━━━ The data ━━━
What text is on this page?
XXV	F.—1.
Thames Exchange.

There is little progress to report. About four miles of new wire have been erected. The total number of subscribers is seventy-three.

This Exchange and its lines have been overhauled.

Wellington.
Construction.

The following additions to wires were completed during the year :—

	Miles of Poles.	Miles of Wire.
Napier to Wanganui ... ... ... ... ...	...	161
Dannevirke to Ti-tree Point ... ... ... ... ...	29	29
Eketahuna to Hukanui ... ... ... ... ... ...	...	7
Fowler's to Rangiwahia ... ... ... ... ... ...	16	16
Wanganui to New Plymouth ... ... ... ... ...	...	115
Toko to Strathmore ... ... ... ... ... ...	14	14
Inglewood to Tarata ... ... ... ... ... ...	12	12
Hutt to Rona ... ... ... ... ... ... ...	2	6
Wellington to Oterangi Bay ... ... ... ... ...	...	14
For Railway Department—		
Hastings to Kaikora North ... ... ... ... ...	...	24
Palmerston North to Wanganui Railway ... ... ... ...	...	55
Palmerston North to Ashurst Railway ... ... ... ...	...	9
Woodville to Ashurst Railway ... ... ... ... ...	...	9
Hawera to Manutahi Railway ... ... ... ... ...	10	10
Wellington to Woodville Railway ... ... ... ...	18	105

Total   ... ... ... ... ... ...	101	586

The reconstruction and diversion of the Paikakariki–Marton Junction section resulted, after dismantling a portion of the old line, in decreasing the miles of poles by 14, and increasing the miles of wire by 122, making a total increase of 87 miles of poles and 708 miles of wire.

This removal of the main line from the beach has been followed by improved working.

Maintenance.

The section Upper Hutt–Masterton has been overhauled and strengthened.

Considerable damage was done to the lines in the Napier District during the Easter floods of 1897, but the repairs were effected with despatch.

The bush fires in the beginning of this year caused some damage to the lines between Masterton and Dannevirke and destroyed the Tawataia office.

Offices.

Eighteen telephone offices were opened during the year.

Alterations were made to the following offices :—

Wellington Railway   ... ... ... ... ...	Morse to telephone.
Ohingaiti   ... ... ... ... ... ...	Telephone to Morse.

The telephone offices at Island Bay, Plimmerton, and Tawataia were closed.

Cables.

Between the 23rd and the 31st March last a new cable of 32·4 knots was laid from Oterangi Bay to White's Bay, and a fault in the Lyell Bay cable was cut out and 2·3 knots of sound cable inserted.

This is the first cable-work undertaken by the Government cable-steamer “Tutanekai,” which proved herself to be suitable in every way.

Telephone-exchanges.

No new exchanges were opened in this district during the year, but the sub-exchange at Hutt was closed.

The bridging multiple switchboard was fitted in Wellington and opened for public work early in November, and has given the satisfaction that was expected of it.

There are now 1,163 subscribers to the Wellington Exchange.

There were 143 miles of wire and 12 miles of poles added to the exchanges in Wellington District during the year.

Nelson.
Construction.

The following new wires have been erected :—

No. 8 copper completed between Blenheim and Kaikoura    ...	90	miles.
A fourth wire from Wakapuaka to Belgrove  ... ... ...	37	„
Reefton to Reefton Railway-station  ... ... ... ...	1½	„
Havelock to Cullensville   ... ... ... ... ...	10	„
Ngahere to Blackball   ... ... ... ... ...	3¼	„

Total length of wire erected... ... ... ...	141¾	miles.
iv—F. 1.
━━━
*Directions for this task:* Return the whole listing exactly, with every line included.

*Answer to this task:*
What text is on this page?
XXV	F.—1.
Thames Exchange.

There is little progress to report. About four miles of new wire have been erected. The total number of subscribers is seventy-three.

This Exchange and its lines have been overhauled.

Wellington.
Construction.

The following additions to wires were completed during the year :—

	Miles of Poles.	Miles of Wire.
Napier to Wanganui ... ... ... ... ...	...	161
Dannevirke to Ti-tree Point ... ... ... ... ...	29	29
Eketahuna to Hukanui ... ... ... ... ... ...	...	7
Fowler's to Rangiwahia ... ... ... ... ... ...	16	16
Wanganui to New Plymouth ... ... ... ... ...	...	115
Toko to Strathmore ... ... ... ... ... ...	14	14
Inglewood to Tarata ... ... ... ... ... ...	12	12
Hutt to Rona ... ... ... ... ... ... ...	2	6
Wellington to Oterangi Bay ... ... ... ... ...	...	14
For Railway Department—		
Hastings to Kaikora North ... ... ... ... ...	...	24
Palmerston North to Wanganui Railway ... ... ... ...	...	55
Palmerston North to Ashurst Railway ... ... ... ...	...	9
Woodville to Ashurst Railway ... ... ... ... ...	...	9
Hawera to Manutahi Railway ... ... ... ... ...	10	10
Wellington to Woodville Railway ... ... ... ...	18	105

Total   ... ... ... ... ... ...	101	586

The reconstruction and diversion of the Paikakariki–Marton Junction section resulted, after dismantling a portion of the old line, in decreasing the miles of poles by 14, and increasing the miles of wire by 122, making a total increase of 87 miles of poles and 708 miles of wire.

This removal of the main line from the beach has been followed by improved working.

Maintenance.

The section Upper Hutt–Masterton has been overhauled and strengthened.

Considerable damage was done to the lines in the Napier District during the Easter floods of 1897, but the repairs were effected with despatch.

The bush fires in the beginning of this year caused some damage to the lines between Masterton and Dannevirke and destroyed the Tawataia office.

Offices.

Eighteen telephone offices were opened during the year.

Alterations were made to the following offices :—

Wellington Railway   ... ... ... ... ...	Morse to telephone.
Ohingaiti   ... ... ... ... ... ...	Telephone to Morse.

The telephone offices at Island Bay, Plimmerton, and Tawataia were closed.

Cables.

Between the 23rd and the 31st March last a new cable of 32·4 knots was laid from Oterangi Bay to White's Bay, and a fault in the Lyell Bay cable was cut out and 2·3 knots of sound cable inserted.

This is the first cable-work undertaken by the Government cable-steamer “Tutanekai,” which proved herself to be suitable in every way.

Telephone-exchanges.

No new exchanges were opened in this district during the year, but the sub-exchange at Hutt was closed.

The bridging multiple switchboard was fitted in Wellington and opened for public work early in November, and has given the satisfaction that was expected of it.

There are now 1,163 subscribers to the Wellington Exchange.

There were 143 miles of wire and 12 miles of poles added to the exchanges in Wellington District during the year.

Nelson.
Construction.

The following new wires have been erected :—

No. 8 copper completed between Blenheim and Kaikoura    ...	90	miles.
A fourth wire from Wakapuaka to Belgrove  ... ... ...	37	„
Reefton to Reefton Railway-station  ... ... ... ...	1½	„
Havelock to Cullensville   ... ... ... ... ...	10	„
Ngahere to Blackball   ... ... ... ... ...	3¼	„

Total length of wire erected... ... ... ...	141¾	miles.
iv—F. 1.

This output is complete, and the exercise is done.